++++ Material supplied ++++

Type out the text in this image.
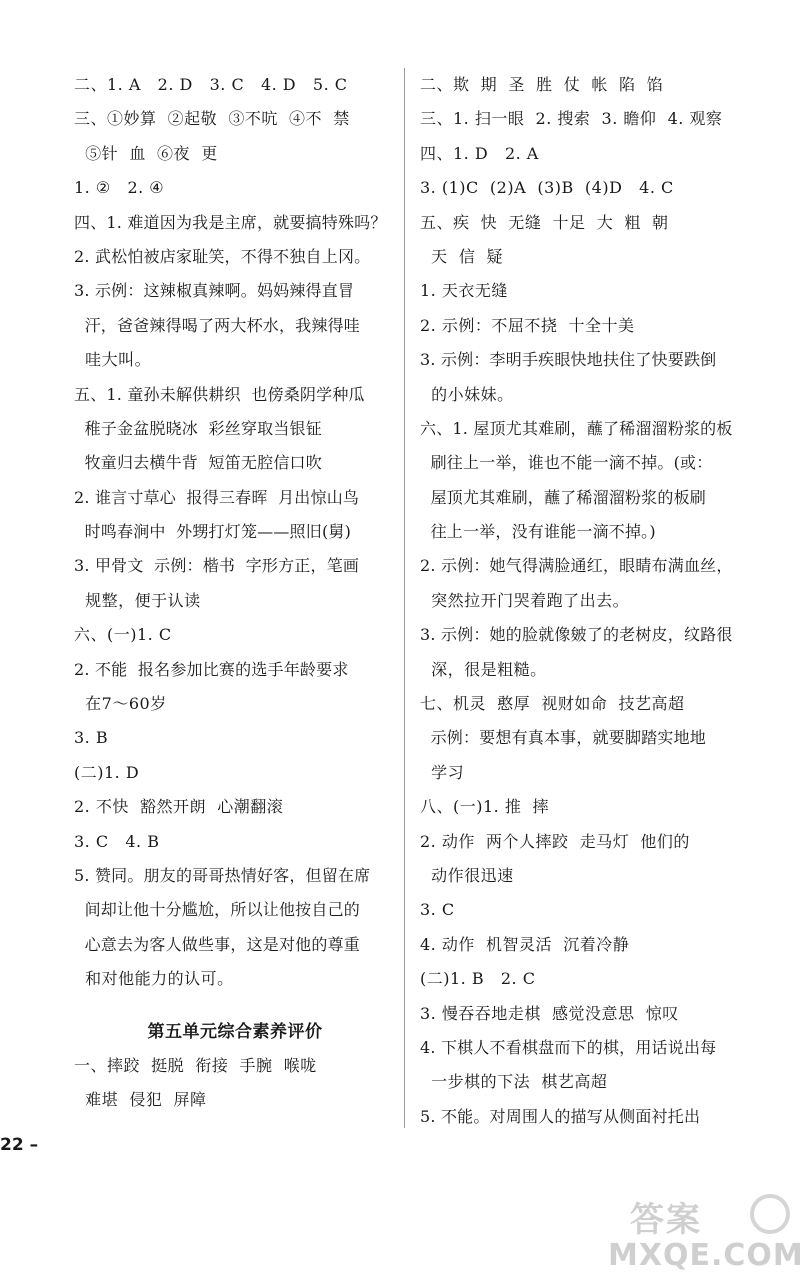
二、1. A   2. D   3. C   4. D   5. C
三、①妙算  ②起敬  ③不吭  ④不  禁
⑤针  血  ⑥夜  更
1. ②   2. ④
四、1. 难道因为我是主席，就要搞特殊吗？
2. 武松怕被店家耻笑，不得不独自上冈。
3. 示例：这辣椒真辣啊。妈妈辣得直冒
汗，爸爸辣得喝了两大杯水，我辣得哇
哇大叫。
五、1. 童孙未解供耕织  也傍桑阴学种瓜
稚子金盆脱晓冰  彩丝穿取当银钲
牧童归去横牛背  短笛无腔信口吹
2. 谁言寸草心  报得三春晖  月出惊山鸟
时鸣春涧中  外甥打灯笼——照旧(舅)
3. 甲骨文  示例：楷书  字形方正，笔画
规整，便于认读
六、(一)1. C
2. 不能  报名参加比赛的选手年龄要求
在7～60岁
3. B
(二)1. D
2. 不快  豁然开朗  心潮翻滚
3. C   4. B
5. 赞同。朋友的哥哥热情好客，但留在席
间却让他十分尴尬，所以让他按自己的
心意去为客人做些事，这是对他的尊重
和对他能力的认可。
第五单元综合素养评价
一、摔跤  挺脱  衔接  手腕  喉咙
难堪  侵犯  屏障
二、欺  期  圣  胜  仗  帐  陷  馅
三、1. 扫一眼  2. 搜索  3. 瞻仰  4. 观察
四、1. D   2. A
3. (1)C  (2)A  (3)B  (4)D   4. C
五、疾  快  无缝  十足  大  粗  朝
天  信  疑
1. 天衣无缝
2. 示例：不屈不挠  十全十美
3. 示例：李明手疾眼快地扶住了快要跌倒
的小妹妹。
六、1. 屋顶尤其难刷，蘸了稀溜溜粉浆的板
刷往上一举，谁也不能一滴不掉。(或：
屋顶尤其难刷，蘸了稀溜溜粉浆的板刷
往上一举，没有谁能一滴不掉。)
2. 示例：她气得满脸通红，眼睛布满血丝，
突然拉开门哭着跑了出去。
3. 示例：她的脸就像皴了的老树皮，纹路很
深，很是粗糙。
七、机灵  憨厚  视财如命  技艺高超
示例：要想有真本事，就要脚踏实地地
学习
八、(一)1. 推  摔
2. 动作  两个人摔跤  走马灯  他们的
动作很迅速
3. C
4. 动作  机智灵活  沉着冷静
(二)1. B   2. C
3. 慢吞吞地走棋  感觉没意思  惊叹
4. 下棋人不看棋盘而下的棋，用话说出每
一步棋的下法  棋艺高超
5. 不能。对周围人的描写从侧面衬托出
22 –
答案
MXQE.COM
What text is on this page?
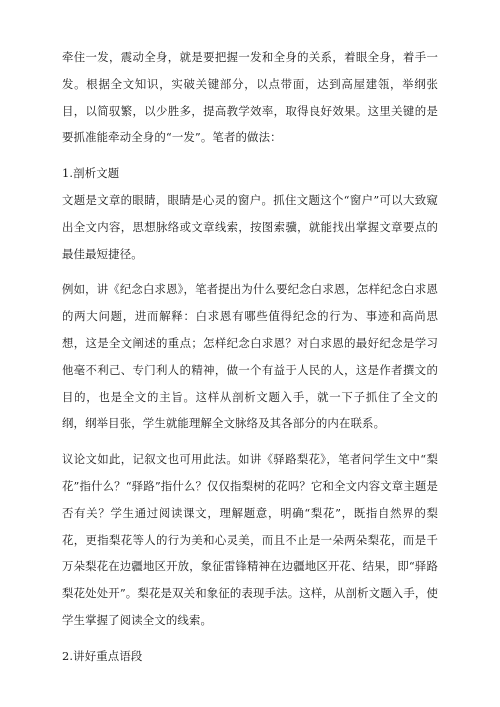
牵住一发，震动全身，就是要把握一发和全身的关系，着眼全身，着手一发。根据全文知识，实破关键部分，以点带面，达到高屋建瓴，举纲张目，以简驭繁，以少胜多，提高教学效率，取得良好效果。这里关键的是要抓准能牵动全身的“一发”。笔者的做法：

1.剖析文题

文题是文章的眼睛，眼睛是心灵的窗户。抓住文题这个“窗户”可以大致窥出全文内容，思想脉络或文章线索，按图索骥，就能找出掌握文章要点的最佳最短捷径。

例如，讲《纪念白求恩》，笔者提出为什么要纪念白求恩，怎样纪念白求恩的两大问题，进而解释：白求恩有哪些值得纪念的行为、事迹和高尚思想，这是全文阐述的重点；怎样纪念白求恩？对白求恩的最好纪念是学习他毫不利己、专门利人的精神，做一个有益于人民的人，这是作者撰文的目的，也是全文的主旨。这样从剖析文题入手，就一下子抓住了全文的纲，纲举目张，学生就能理解全文脉络及其各部分的内在联系。

议论文如此，记叙文也可用此法。如讲《驿路梨花》，笔者问学生文中“梨花”指什么？“驿路”指什么？仅仅指梨树的花吗？它和全文内容文章主题是否有关？学生通过阅读课文，理解题意，明确“梨花”，既指自然界的梨花，更指梨花等人的行为美和心灵美，而且不止是一朵两朵梨花，而是千万朵梨花在边疆地区开放，象征雷锋精神在边疆地区开花、结果，即“驿路梨花处处开”。梨花是双关和象征的表现手法。这样，从剖析文题入手，使学生掌握了阅读全文的线索。

2.讲好重点语段
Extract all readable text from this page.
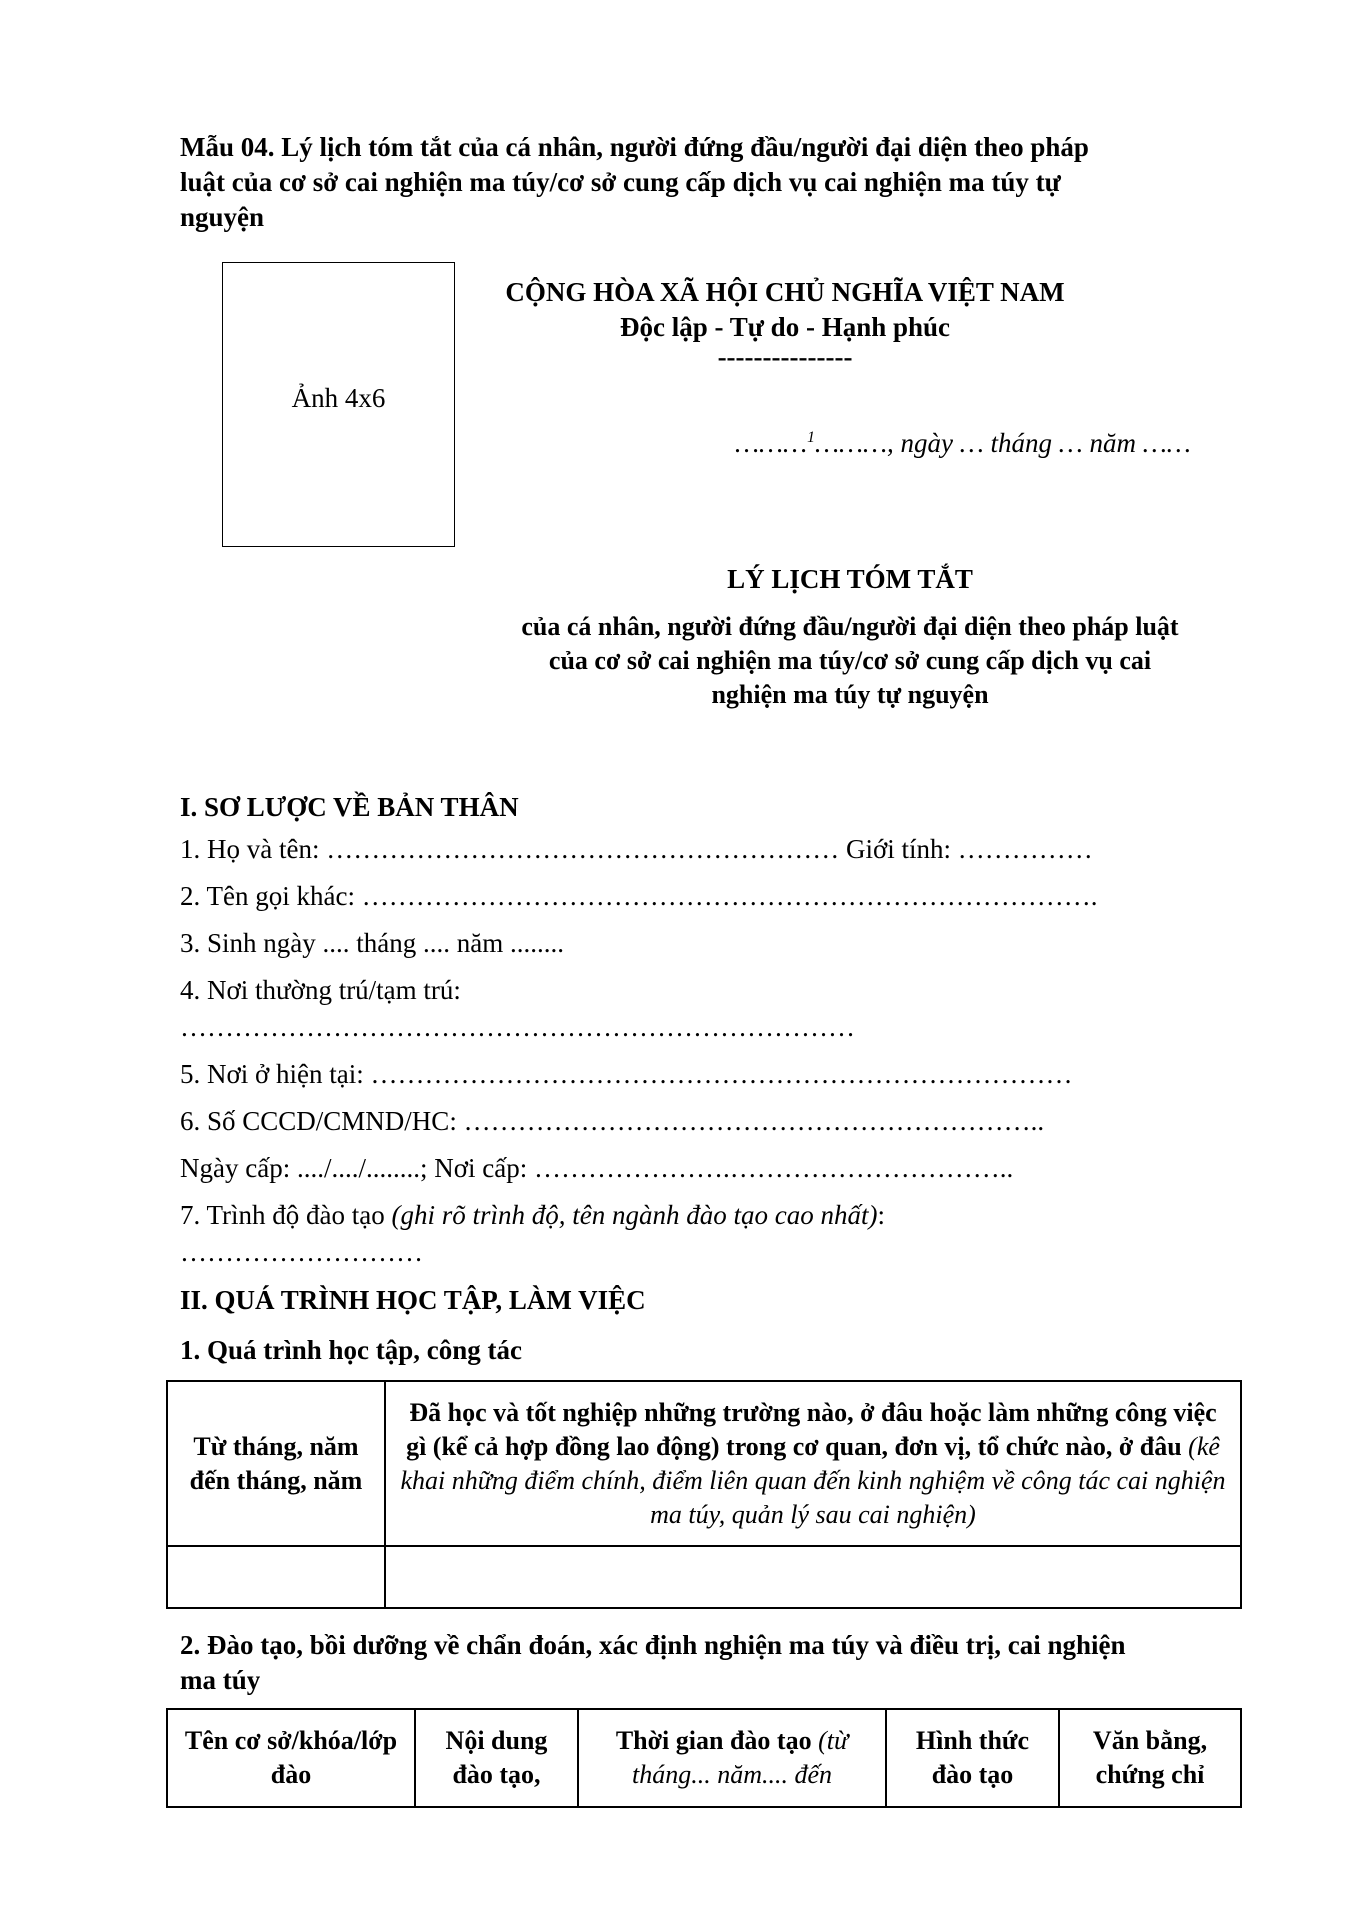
Mẫu 04. Lý lịch tóm tắt của cá nhân, người đứng đầu/người đại diện theo pháp
luật của cơ sở cai nghiện ma túy/cơ sở cung cấp dịch vụ cai nghiện ma túy tự
nguyện
Ảnh 4x6
CỘNG HÒA XÃ HỘI CHỦ NGHĨA VIỆT NAM
Độc lập - Tự do - Hạnh phúc
---------------
………$^1$………, ngày … tháng … năm ……
LÝ LỊCH TÓM TẮT
của cá nhân, người đứng đầu/người đại diện theo pháp luật
của cơ sở cai nghiện ma túy/cơ sở cung cấp dịch vụ cai
nghiện ma túy tự nguyện
I. SƠ LƯỢC VỀ BẢN THÂN
1. Họ và tên: ………………………………………………… Giới tính: ……………
2. Tên gọi khác: ……………………………………………………………………….
3. Sinh ngày .... tháng .... năm ........
4. Nơi thường trú/tạm trú:
…………………………………………………………………
5. Nơi ở hiện tại: ……………………………………………………………………
6. Số CCCD/CMND/HC: ………………………………………………………..
Ngày cấp: ..../..../........; Nơi cấp: ………………….…………………………..
7. Trình độ đào tạo (ghi rõ trình độ, tên ngành đào tạo cao nhất):
………………………
II. QUÁ TRÌNH HỌC TẬP, LÀM VIỆC
1. Quá trình học tập, công tác
Từ tháng, năm đến tháng, năm	Đã học và tốt nghiệp những trường nào, ở đâu hoặc làm những công việc gì (kể cả hợp đồng lao động) trong cơ quan, đơn vị, tổ chức nào, ở đâu (kê khai những điểm chính, điểm liên quan đến kinh nghiệm về công tác cai nghiện ma túy, quản lý sau cai nghiện)

2. Đào tạo, bồi dưỡng về chẩn đoán, xác định nghiện ma túy và điều trị, cai nghiện
ma túy
Tên cơ sở/khóa/lớp đào	Nội dung đào tạo,	Thời gian đào tạo (từ tháng... năm.... đến	Hình thức đào tạo	Văn bằng, chứng chỉ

++++

→ **Challenge**: Write out the data precisely as given, excluding the pictures.

→ **Finished task**:
Type out the text in this image.
二、1. A   2. D   3. C   4. D   5. C
三、①妙算  ②起敬  ③不吭  ④不  禁
⑤针  血  ⑥夜  更
1. ②   2. ④
四、1. 难道因为我是主席，就要搞特殊吗？
2. 武松怕被店家耻笑，不得不独自上冈。
3. 示例：这辣椒真辣啊。妈妈辣得直冒
汗，爸爸辣得喝了两大杯水，我辣得哇
哇大叫。
五、1. 童孙未解供耕织  也傍桑阴学种瓜
稚子金盆脱晓冰  彩丝穿取当银钲
牧童归去横牛背  短笛无腔信口吹
2. 谁言寸草心  报得三春晖  月出惊山鸟
时鸣春涧中  外甥打灯笼——照旧(舅)
3. 甲骨文  示例：楷书  字形方正，笔画
规整，便于认读
六、(一)1. C
2. 不能  报名参加比赛的选手年龄要求
在7～60岁
3. B
(二)1. D
2. 不快  豁然开朗  心潮翻滚
3. C   4. B
5. 赞同。朋友的哥哥热情好客，但留在席
间却让他十分尴尬，所以让他按自己的
心意去为客人做些事，这是对他的尊重
和对他能力的认可。
第五单元综合素养评价
一、摔跤  挺脱  衔接  手腕  喉咙
难堪  侵犯  屏障
二、欺  期  圣  胜  仗  帐  陷  馅
三、1. 扫一眼  2. 搜索  3. 瞻仰  4. 观察
四、1. D   2. A
3. (1)C  (2)A  (3)B  (4)D   4. C
五、疾  快  无缝  十足  大  粗  朝
天  信  疑
1. 天衣无缝
2. 示例：不屈不挠  十全十美
3. 示例：李明手疾眼快地扶住了快要跌倒
的小妹妹。
六、1. 屋顶尤其难刷，蘸了稀溜溜粉浆的板
刷往上一举，谁也不能一滴不掉。(或：
屋顶尤其难刷，蘸了稀溜溜粉浆的板刷
往上一举，没有谁能一滴不掉。)
2. 示例：她气得满脸通红，眼睛布满血丝，
突然拉开门哭着跑了出去。
3. 示例：她的脸就像皴了的老树皮，纹路很
深，很是粗糙。
七、机灵  憨厚  视财如命  技艺高超
示例：要想有真本事，就要脚踏实地地
学习
八、(一)1. 推  摔
2. 动作  两个人摔跤  走马灯  他们的
动作很迅速
3. C
4. 动作  机智灵活  沉着冷静
(二)1. B   2. C
3. 慢吞吞地走棋  感觉没意思  惊叹
4. 下棋人不看棋盘而下的棋，用话说出每
一步棋的下法  棋艺高超
5. 不能。对周围人的描写从侧面衬托出
22 –
答案
MXQE.COM
What text is on this page?
牵住一发，震动全身，就是要把握一发和全身的关系，着眼全身，着手一发。根据全文知识，实破关键部分，以点带面，达到高屋建瓴，举纲张目，以简驭繁，以少胜多，提高教学效率，取得良好效果。这里关键的是要抓准能牵动全身的“一发”。笔者的做法：

1.剖析文题

文题是文章的眼睛，眼睛是心灵的窗户。抓住文题这个“窗户”可以大致窥出全文内容，思想脉络或文章线索，按图索骥，就能找出掌握文章要点的最佳最短捷径。

例如，讲《纪念白求恩》，笔者提出为什么要纪念白求恩，怎样纪念白求恩的两大问题，进而解释：白求恩有哪些值得纪念的行为、事迹和高尚思想，这是全文阐述的重点；怎样纪念白求恩？对白求恩的最好纪念是学习他毫不利己、专门利人的精神，做一个有益于人民的人，这是作者撰文的目的，也是全文的主旨。这样从剖析文题入手，就一下子抓住了全文的纲，纲举目张，学生就能理解全文脉络及其各部分的内在联系。

议论文如此，记叙文也可用此法。如讲《驿路梨花》，笔者问学生文中“梨花”指什么？“驿路”指什么？仅仅指梨树的花吗？它和全文内容文章主题是否有关？学生通过阅读课文，理解题意，明确“梨花”，既指自然界的梨花，更指梨花等人的行为美和心灵美，而且不止是一朵两朵梨花，而是千万朵梨花在边疆地区开放，象征雷锋精神在边疆地区开花、结果，即“驿路梨花处处开”。梨花是双关和象征的表现手法。这样，从剖析文题入手，使学生掌握了阅读全文的线索。

2.讲好重点语段
Extract all readable text from this page.
Mẫu 04. Lý lịch tóm tắt của cá nhân, người đứng đầu/người đại diện theo pháp
luật của cơ sở cai nghiện ma túy/cơ sở cung cấp dịch vụ cai nghiện ma túy tự
nguyện
Ảnh 4x6
CỘNG HÒA XÃ HỘI CHỦ NGHĨA VIỆT NAM
Độc lập - Tự do - Hạnh phúc
---------------
………$^1$………, ngày … tháng … năm ……
LÝ LỊCH TÓM TẮT
của cá nhân, người đứng đầu/người đại diện theo pháp luật
của cơ sở cai nghiện ma túy/cơ sở cung cấp dịch vụ cai
nghiện ma túy tự nguyện
I. SƠ LƯỢC VỀ BẢN THÂN
1. Họ và tên: ………………………………………………… Giới tính: ……………
2. Tên gọi khác: ……………………………………………………………………….
3. Sinh ngày .... tháng .... năm ........
4. Nơi thường trú/tạm trú:
…………………………………………………………………
5. Nơi ở hiện tại: ……………………………………………………………………
6. Số CCCD/CMND/HC: ………………………………………………………..
Ngày cấp: ..../..../........; Nơi cấp: ………………….…………………………..
7. Trình độ đào tạo (ghi rõ trình độ, tên ngành đào tạo cao nhất):
………………………
II. QUÁ TRÌNH HỌC TẬP, LÀM VIỆC
1. Quá trình học tập, công tác
Từ tháng, năm đến tháng, năm	Đã học và tốt nghiệp những trường nào, ở đâu hoặc làm những công việc gì (kể cả hợp đồng lao động) trong cơ quan, đơn vị, tổ chức nào, ở đâu (kê khai những điểm chính, điểm liên quan đến kinh nghiệm về công tác cai nghiện ma túy, quản lý sau cai nghiện)

2. Đào tạo, bồi dưỡng về chẩn đoán, xác định nghiện ma túy và điều trị, cai nghiện
ma túy
Tên cơ sở/khóa/lớp đào	Nội dung đào tạo,	Thời gian đào tạo (từ tháng... năm.... đến	Hình thức đào tạo	Văn bằng, chứng chỉ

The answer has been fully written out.